— Start of The data —

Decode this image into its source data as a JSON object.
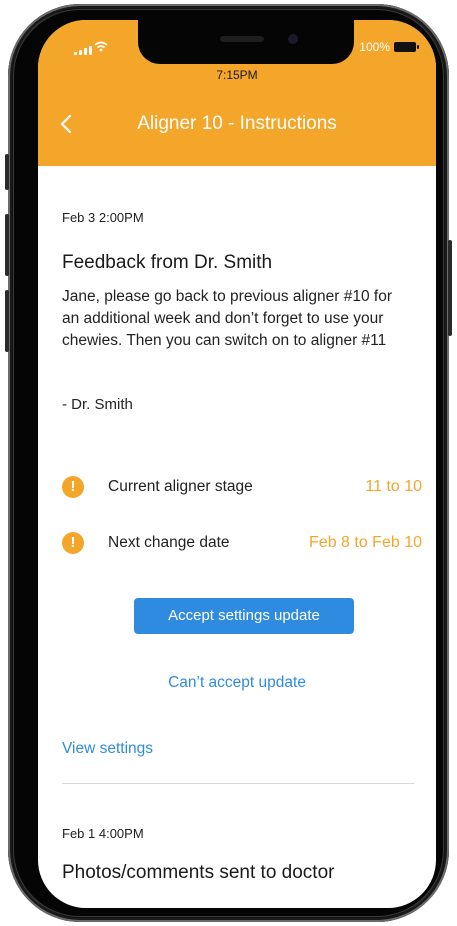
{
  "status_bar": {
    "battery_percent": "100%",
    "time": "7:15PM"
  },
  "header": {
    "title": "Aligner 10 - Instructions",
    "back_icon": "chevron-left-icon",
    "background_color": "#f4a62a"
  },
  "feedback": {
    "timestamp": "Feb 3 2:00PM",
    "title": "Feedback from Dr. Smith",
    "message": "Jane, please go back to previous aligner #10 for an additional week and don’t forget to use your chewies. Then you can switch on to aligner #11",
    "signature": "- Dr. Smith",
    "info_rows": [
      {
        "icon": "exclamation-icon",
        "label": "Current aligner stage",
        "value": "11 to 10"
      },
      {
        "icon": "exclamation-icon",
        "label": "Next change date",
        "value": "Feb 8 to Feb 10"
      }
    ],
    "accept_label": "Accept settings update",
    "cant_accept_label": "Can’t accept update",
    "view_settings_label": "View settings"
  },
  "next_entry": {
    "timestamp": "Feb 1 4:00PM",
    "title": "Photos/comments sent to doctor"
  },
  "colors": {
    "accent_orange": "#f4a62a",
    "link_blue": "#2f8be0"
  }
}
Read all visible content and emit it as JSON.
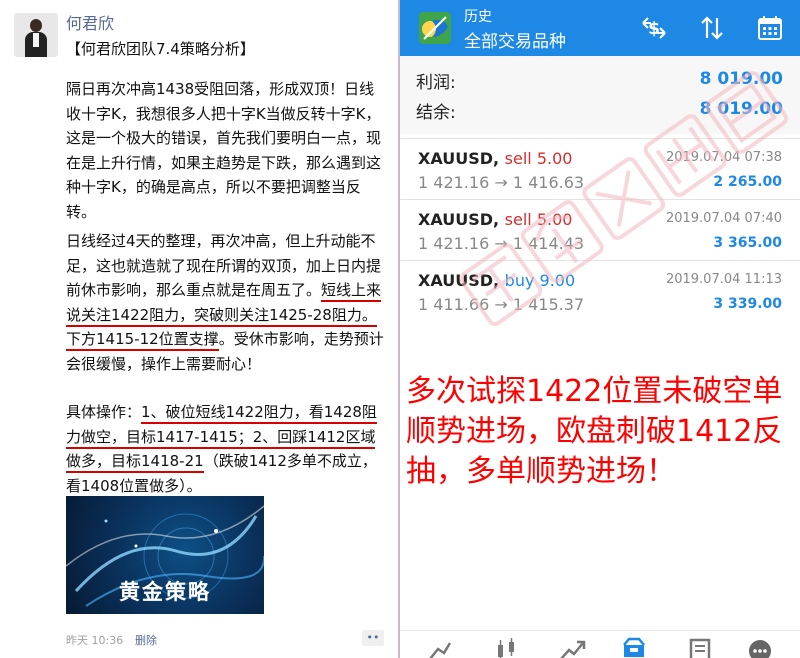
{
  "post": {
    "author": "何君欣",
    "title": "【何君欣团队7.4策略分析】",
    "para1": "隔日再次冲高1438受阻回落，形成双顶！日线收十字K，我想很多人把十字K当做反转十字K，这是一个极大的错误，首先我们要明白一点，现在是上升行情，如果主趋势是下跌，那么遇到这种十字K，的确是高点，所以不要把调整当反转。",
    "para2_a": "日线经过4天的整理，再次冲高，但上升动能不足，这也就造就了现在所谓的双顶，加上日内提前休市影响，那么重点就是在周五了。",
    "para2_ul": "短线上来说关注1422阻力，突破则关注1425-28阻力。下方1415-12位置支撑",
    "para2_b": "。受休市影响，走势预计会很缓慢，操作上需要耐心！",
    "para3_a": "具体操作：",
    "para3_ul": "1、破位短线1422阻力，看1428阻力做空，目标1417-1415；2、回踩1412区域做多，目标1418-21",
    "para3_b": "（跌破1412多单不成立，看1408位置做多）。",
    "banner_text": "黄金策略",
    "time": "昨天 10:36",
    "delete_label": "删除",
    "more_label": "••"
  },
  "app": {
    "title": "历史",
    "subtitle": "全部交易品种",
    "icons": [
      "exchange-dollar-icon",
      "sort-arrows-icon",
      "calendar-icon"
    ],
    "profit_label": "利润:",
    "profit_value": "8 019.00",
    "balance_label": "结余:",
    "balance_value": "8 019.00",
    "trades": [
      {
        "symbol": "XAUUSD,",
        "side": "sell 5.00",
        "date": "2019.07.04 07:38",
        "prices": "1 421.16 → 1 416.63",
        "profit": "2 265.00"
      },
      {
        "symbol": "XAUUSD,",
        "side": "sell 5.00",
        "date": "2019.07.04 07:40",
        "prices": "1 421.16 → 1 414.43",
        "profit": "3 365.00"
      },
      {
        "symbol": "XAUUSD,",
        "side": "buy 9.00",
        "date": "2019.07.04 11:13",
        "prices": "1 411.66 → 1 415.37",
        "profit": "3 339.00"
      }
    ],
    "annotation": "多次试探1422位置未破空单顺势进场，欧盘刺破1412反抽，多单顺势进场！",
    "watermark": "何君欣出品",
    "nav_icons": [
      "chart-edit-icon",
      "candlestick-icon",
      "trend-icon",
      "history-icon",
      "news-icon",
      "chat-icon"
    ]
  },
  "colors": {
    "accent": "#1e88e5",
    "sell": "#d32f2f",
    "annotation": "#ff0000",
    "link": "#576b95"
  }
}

— End of The data —

◆ **Task directions**: Make a copy of each line that contains the string "timestamp".

◆ **Result below**:
    "timestamp": "Feb 3 2:00PM",
    "timestamp": "Feb 1 4:00PM",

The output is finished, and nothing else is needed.